EXERCISE PROMPT
Go over the entries and report the lines where the word "umane" occurs.

Items from a document page collection
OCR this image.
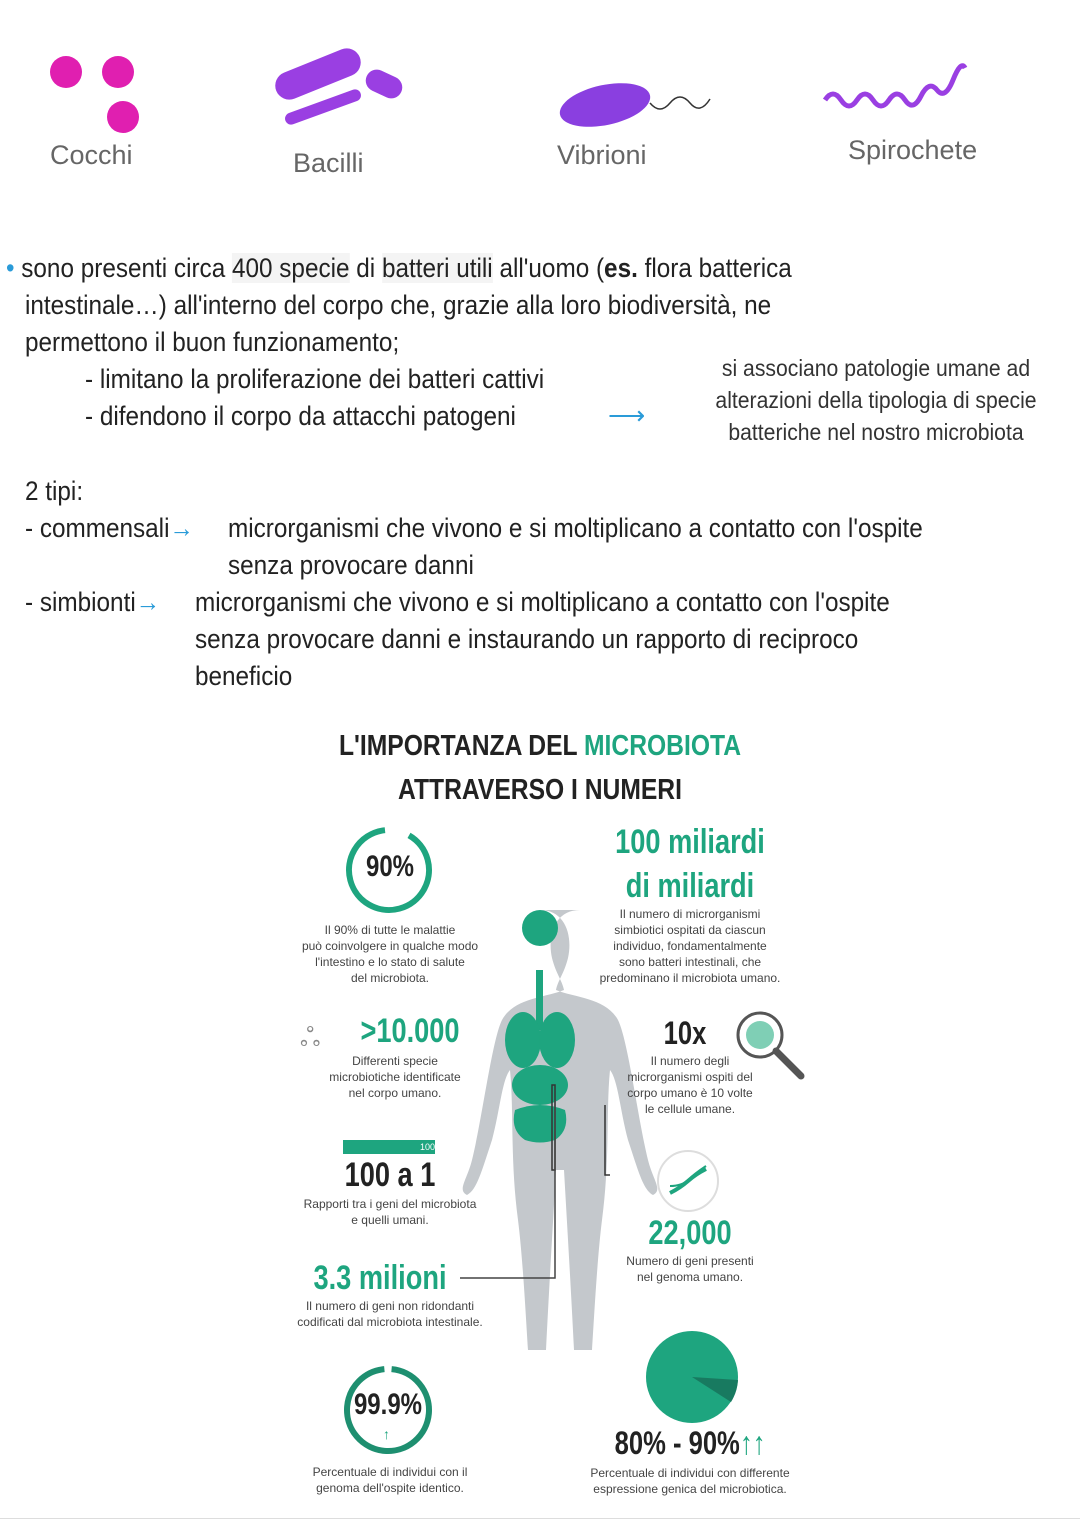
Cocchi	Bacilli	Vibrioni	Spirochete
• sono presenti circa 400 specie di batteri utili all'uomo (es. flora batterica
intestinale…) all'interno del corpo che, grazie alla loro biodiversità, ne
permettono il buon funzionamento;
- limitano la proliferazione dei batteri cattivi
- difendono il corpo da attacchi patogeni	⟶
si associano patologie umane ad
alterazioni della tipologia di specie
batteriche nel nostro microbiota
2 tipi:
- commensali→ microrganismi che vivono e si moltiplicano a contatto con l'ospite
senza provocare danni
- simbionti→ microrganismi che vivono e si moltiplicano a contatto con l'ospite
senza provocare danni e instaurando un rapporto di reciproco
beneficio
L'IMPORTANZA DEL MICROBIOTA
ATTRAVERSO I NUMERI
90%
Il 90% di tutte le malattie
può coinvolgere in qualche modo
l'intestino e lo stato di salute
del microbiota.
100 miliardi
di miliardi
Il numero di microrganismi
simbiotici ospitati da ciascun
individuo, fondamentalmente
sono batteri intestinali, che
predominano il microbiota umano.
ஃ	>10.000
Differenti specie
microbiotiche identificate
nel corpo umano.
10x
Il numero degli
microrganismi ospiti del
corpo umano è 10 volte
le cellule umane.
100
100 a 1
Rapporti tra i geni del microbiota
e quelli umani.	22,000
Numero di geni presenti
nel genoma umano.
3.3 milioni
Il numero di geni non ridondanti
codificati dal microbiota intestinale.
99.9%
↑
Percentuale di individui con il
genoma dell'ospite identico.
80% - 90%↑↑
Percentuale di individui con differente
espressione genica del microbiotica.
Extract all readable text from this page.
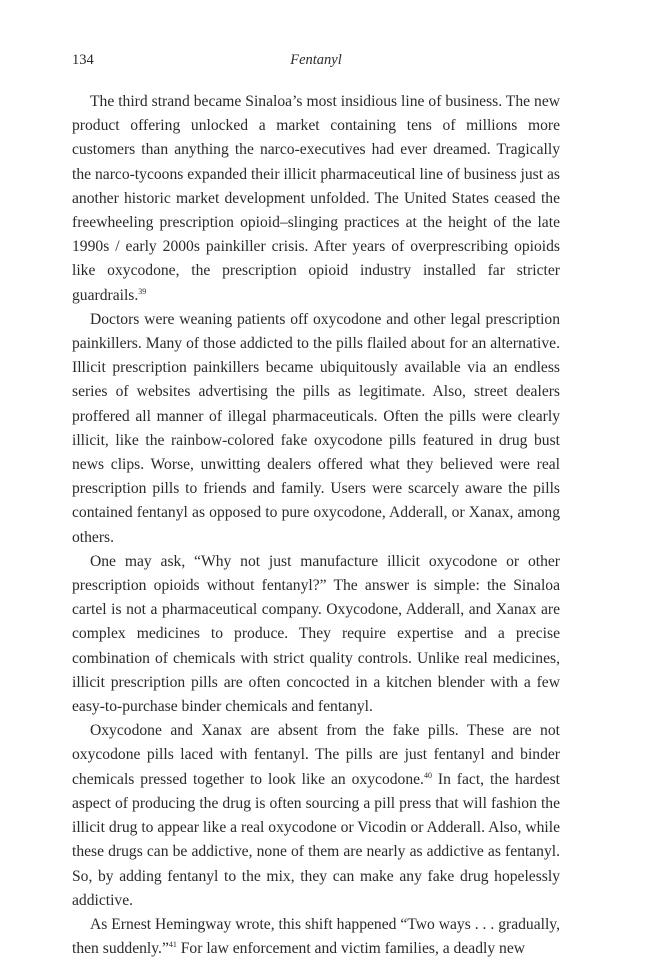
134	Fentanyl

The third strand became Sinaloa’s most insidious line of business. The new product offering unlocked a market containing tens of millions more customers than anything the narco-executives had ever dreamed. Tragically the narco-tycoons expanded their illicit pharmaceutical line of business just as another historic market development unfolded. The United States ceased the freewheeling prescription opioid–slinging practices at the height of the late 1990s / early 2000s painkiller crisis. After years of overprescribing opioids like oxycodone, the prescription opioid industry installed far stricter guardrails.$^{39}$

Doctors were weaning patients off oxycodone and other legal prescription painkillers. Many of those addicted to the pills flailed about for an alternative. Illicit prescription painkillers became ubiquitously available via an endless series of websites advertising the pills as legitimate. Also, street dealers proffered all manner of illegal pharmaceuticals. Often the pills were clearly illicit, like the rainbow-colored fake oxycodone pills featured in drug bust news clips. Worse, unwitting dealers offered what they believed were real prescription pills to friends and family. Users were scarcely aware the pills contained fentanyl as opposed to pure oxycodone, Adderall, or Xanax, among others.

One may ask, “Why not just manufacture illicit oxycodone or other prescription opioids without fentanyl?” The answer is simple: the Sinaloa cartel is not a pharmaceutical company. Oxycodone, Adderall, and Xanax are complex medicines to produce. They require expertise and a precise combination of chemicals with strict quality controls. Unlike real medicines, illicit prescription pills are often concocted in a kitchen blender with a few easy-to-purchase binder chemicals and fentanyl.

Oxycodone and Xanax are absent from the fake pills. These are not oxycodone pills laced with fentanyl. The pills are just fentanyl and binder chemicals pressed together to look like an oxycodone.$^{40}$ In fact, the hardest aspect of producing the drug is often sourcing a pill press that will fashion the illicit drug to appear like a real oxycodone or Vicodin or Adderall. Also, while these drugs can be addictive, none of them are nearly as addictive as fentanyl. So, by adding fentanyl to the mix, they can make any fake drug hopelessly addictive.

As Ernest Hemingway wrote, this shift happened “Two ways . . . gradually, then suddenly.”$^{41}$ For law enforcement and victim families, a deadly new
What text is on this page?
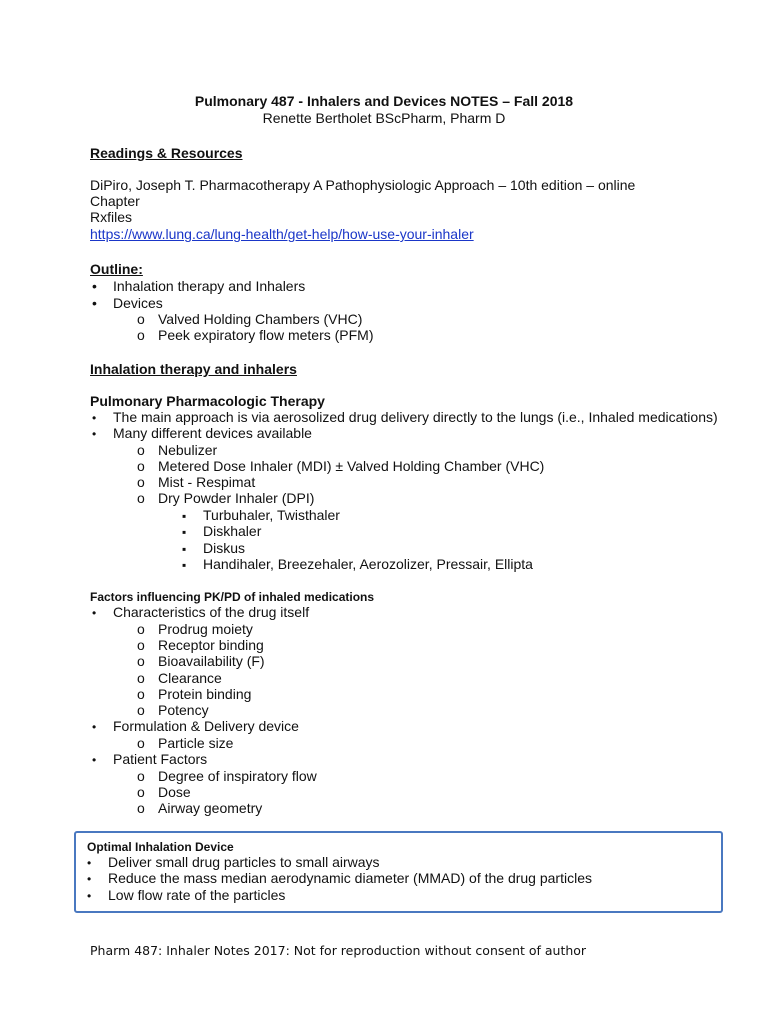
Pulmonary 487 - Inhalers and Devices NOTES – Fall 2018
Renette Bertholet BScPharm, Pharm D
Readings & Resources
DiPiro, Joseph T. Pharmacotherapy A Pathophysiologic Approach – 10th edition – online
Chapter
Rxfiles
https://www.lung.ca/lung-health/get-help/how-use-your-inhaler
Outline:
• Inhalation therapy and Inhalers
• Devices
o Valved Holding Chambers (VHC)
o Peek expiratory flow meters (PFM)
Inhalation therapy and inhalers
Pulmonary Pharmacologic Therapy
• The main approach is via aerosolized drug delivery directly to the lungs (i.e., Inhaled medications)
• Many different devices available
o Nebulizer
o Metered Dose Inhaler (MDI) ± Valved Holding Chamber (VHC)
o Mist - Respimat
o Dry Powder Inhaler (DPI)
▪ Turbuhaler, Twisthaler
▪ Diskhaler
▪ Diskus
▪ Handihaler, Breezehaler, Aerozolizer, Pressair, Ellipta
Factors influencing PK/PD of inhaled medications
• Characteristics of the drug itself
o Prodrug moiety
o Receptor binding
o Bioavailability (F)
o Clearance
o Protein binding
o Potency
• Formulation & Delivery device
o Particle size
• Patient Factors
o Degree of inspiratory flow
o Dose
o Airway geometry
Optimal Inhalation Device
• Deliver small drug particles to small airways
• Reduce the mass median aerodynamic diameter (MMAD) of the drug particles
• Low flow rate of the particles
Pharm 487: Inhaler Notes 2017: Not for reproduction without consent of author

SOLUTION TO THE PROBLEM
si associano patologie umane ad
le cellule umane.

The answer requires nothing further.